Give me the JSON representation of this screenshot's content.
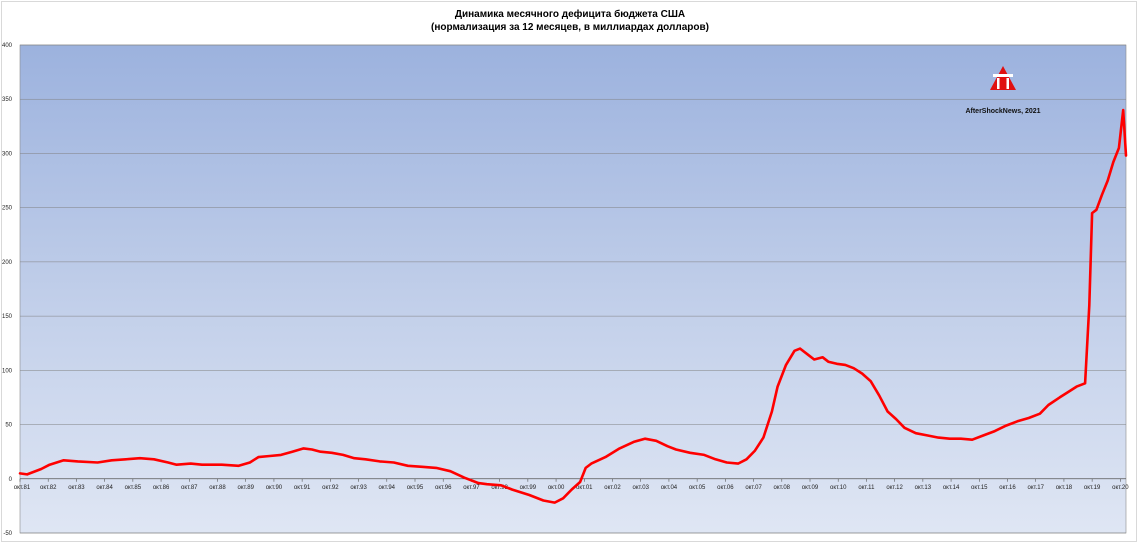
{
  "chart_data": {
    "type": "line",
    "title": "Динамика месячного дефицита бюджета США",
    "subtitle": "(нормализация за 12 месяцев, в миллиардах долларов)",
    "xlabel": "",
    "ylabel": "",
    "ylim": [
      -50,
      400
    ],
    "yticks": [
      "-50",
      "0",
      "50",
      "100",
      "150",
      "200",
      "250",
      "300",
      "350",
      "400"
    ],
    "x_tick_labels": [
      "окт.81",
      "окт.82",
      "окт.83",
      "окт.84",
      "окт.85",
      "окт.86",
      "окт.87",
      "окт.88",
      "окт.89",
      "окт.90",
      "окт.91",
      "окт.92",
      "окт.93",
      "окт.94",
      "окт.95",
      "окт.96",
      "окт.97",
      "окт.98",
      "окт.99",
      "окт.00",
      "окт.01",
      "окт.02",
      "окт.03",
      "окт.04",
      "окт.05",
      "окт.06",
      "окт.07",
      "окт.08",
      "окт.09",
      "окт.10",
      "окт.11",
      "окт.12",
      "окт.13",
      "окт.14",
      "окт.15",
      "окт.16",
      "окт.17",
      "окт.18",
      "окт.19",
      "окт.20"
    ],
    "grid": true,
    "line_color": "#ff0000",
    "series": [
      {
        "name": "",
        "x": [
          1981.75,
          1982.0,
          1982.5,
          1982.8,
          1983.3,
          1983.8,
          1984.5,
          1985.0,
          1985.5,
          1986.0,
          1986.5,
          1987.0,
          1987.3,
          1987.8,
          1988.2,
          1988.6,
          1988.9,
          1989.5,
          1989.9,
          1990.2,
          1990.6,
          1991.0,
          1991.4,
          1991.8,
          1992.1,
          1992.4,
          1992.8,
          1993.2,
          1993.6,
          1994.0,
          1994.5,
          1995.0,
          1995.5,
          1996.0,
          1996.5,
          1997.0,
          1997.5,
          1998.0,
          1998.3,
          1998.8,
          1999.2,
          1999.8,
          2000.3,
          2000.7,
          2001.0,
          2001.3,
          2001.6,
          2001.8,
          2002.0,
          2002.5,
          2003.0,
          2003.5,
          2003.9,
          2004.3,
          2004.7,
          2005.0,
          2005.5,
          2006.0,
          2006.4,
          2006.8,
          2007.2,
          2007.5,
          2007.8,
          2008.1,
          2008.4,
          2008.6,
          2008.9,
          2009.2,
          2009.4,
          2009.7,
          2009.9,
          2010.2,
          2010.4,
          2010.7,
          2011.0,
          2011.3,
          2011.6,
          2011.9,
          2012.2,
          2012.5,
          2012.8,
          2013.1,
          2013.5,
          2013.9,
          2014.3,
          2014.7,
          2015.1,
          2015.5,
          2015.9,
          2016.3,
          2016.7,
          2017.1,
          2017.5,
          2017.9,
          2018.2,
          2018.6,
          2018.9,
          2019.2,
          2019.5,
          2019.65,
          2019.75,
          2019.9,
          2020.1,
          2020.3,
          2020.5,
          2020.7,
          2020.85,
          2020.95
        ],
        "y": [
          5,
          4,
          9,
          13,
          17,
          16,
          15,
          17,
          18,
          19,
          18,
          15,
          13,
          14,
          13,
          13,
          13,
          12,
          15,
          20,
          21,
          22,
          25,
          28,
          27,
          25,
          24,
          22,
          19,
          18,
          16,
          15,
          12,
          11,
          10,
          7,
          1,
          -4,
          -5,
          -6,
          -10,
          -15,
          -20,
          -22,
          -18,
          -10,
          -3,
          10,
          14,
          20,
          28,
          34,
          37,
          35,
          30,
          27,
          24,
          22,
          18,
          15,
          14,
          18,
          26,
          38,
          62,
          85,
          105,
          118,
          120,
          114,
          110,
          112,
          108,
          106,
          105,
          102,
          97,
          90,
          77,
          62,
          55,
          47,
          42,
          40,
          38,
          37,
          37,
          36,
          40,
          44,
          49,
          53,
          56,
          60,
          68,
          75,
          80,
          85,
          88,
          160,
          245,
          248,
          262,
          275,
          292,
          305,
          340,
          298
        ]
      }
    ],
    "watermark": {
      "text": "AfterShockNews, 2021",
      "logo_color": "#e01010"
    }
  }
}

■ ■ ■ ■ ■

▶ **WRITTEN TASK**
Images do not belong in the copy; reproduce all other parts of the records above verbatim.

▶ **CORRECT ANSWER**
Give me the JSON representation of this screenshot's content.
{
  "chart_data": {
    "type": "line",
    "title": "Динамика месячного дефицита бюджета США",
    "subtitle": "(нормализация за 12 месяцев, в миллиардах долларов)",
    "xlabel": "",
    "ylabel": "",
    "ylim": [
      -50,
      400
    ],
    "yticks": [
      "-50",
      "0",
      "50",
      "100",
      "150",
      "200",
      "250",
      "300",
      "350",
      "400"
    ],
    "x_tick_labels": [
      "окт.81",
      "окт.82",
      "окт.83",
      "окт.84",
      "окт.85",
      "окт.86",
      "окт.87",
      "окт.88",
      "окт.89",
      "окт.90",
      "окт.91",
      "окт.92",
      "окт.93",
      "окт.94",
      "окт.95",
      "окт.96",
      "окт.97",
      "окт.98",
      "окт.99",
      "окт.00",
      "окт.01",
      "окт.02",
      "окт.03",
      "окт.04",
      "окт.05",
      "окт.06",
      "окт.07",
      "окт.08",
      "окт.09",
      "окт.10",
      "окт.11",
      "окт.12",
      "окт.13",
      "окт.14",
      "окт.15",
      "окт.16",
      "окт.17",
      "окт.18",
      "окт.19",
      "окт.20"
    ],
    "grid": true,
    "line_color": "#ff0000",
    "series": [
      {
        "name": "",
        "x": [
          1981.75,
          1982.0,
          1982.5,
          1982.8,
          1983.3,
          1983.8,
          1984.5,
          1985.0,
          1985.5,
          1986.0,
          1986.5,
          1987.0,
          1987.3,
          1987.8,
          1988.2,
          1988.6,
          1988.9,
          1989.5,
          1989.9,
          1990.2,
          1990.6,
          1991.0,
          1991.4,
          1991.8,
          1992.1,
          1992.4,
          1992.8,
          1993.2,
          1993.6,
          1994.0,
          1994.5,
          1995.0,
          1995.5,
          1996.0,
          1996.5,
          1997.0,
          1997.5,
          1998.0,
          1998.3,
          1998.8,
          1999.2,
          1999.8,
          2000.3,
          2000.7,
          2001.0,
          2001.3,
          2001.6,
          2001.8,
          2002.0,
          2002.5,
          2003.0,
          2003.5,
          2003.9,
          2004.3,
          2004.7,
          2005.0,
          2005.5,
          2006.0,
          2006.4,
          2006.8,
          2007.2,
          2007.5,
          2007.8,
          2008.1,
          2008.4,
          2008.6,
          2008.9,
          2009.2,
          2009.4,
          2009.7,
          2009.9,
          2010.2,
          2010.4,
          2010.7,
          2011.0,
          2011.3,
          2011.6,
          2011.9,
          2012.2,
          2012.5,
          2012.8,
          2013.1,
          2013.5,
          2013.9,
          2014.3,
          2014.7,
          2015.1,
          2015.5,
          2015.9,
          2016.3,
          2016.7,
          2017.1,
          2017.5,
          2017.9,
          2018.2,
          2018.6,
          2018.9,
          2019.2,
          2019.5,
          2019.65,
          2019.75,
          2019.9,
          2020.1,
          2020.3,
          2020.5,
          2020.7,
          2020.85,
          2020.95
        ],
        "y": [
          5,
          4,
          9,
          13,
          17,
          16,
          15,
          17,
          18,
          19,
          18,
          15,
          13,
          14,
          13,
          13,
          13,
          12,
          15,
          20,
          21,
          22,
          25,
          28,
          27,
          25,
          24,
          22,
          19,
          18,
          16,
          15,
          12,
          11,
          10,
          7,
          1,
          -4,
          -5,
          -6,
          -10,
          -15,
          -20,
          -22,
          -18,
          -10,
          -3,
          10,
          14,
          20,
          28,
          34,
          37,
          35,
          30,
          27,
          24,
          22,
          18,
          15,
          14,
          18,
          26,
          38,
          62,
          85,
          105,
          118,
          120,
          114,
          110,
          112,
          108,
          106,
          105,
          102,
          97,
          90,
          77,
          62,
          55,
          47,
          42,
          40,
          38,
          37,
          37,
          36,
          40,
          44,
          49,
          53,
          56,
          60,
          68,
          75,
          80,
          85,
          88,
          160,
          245,
          248,
          262,
          275,
          292,
          305,
          340,
          298
        ]
      }
    ],
    "watermark": {
      "text": "AfterShockNews, 2021",
      "logo_color": "#e01010"
    }
  }
}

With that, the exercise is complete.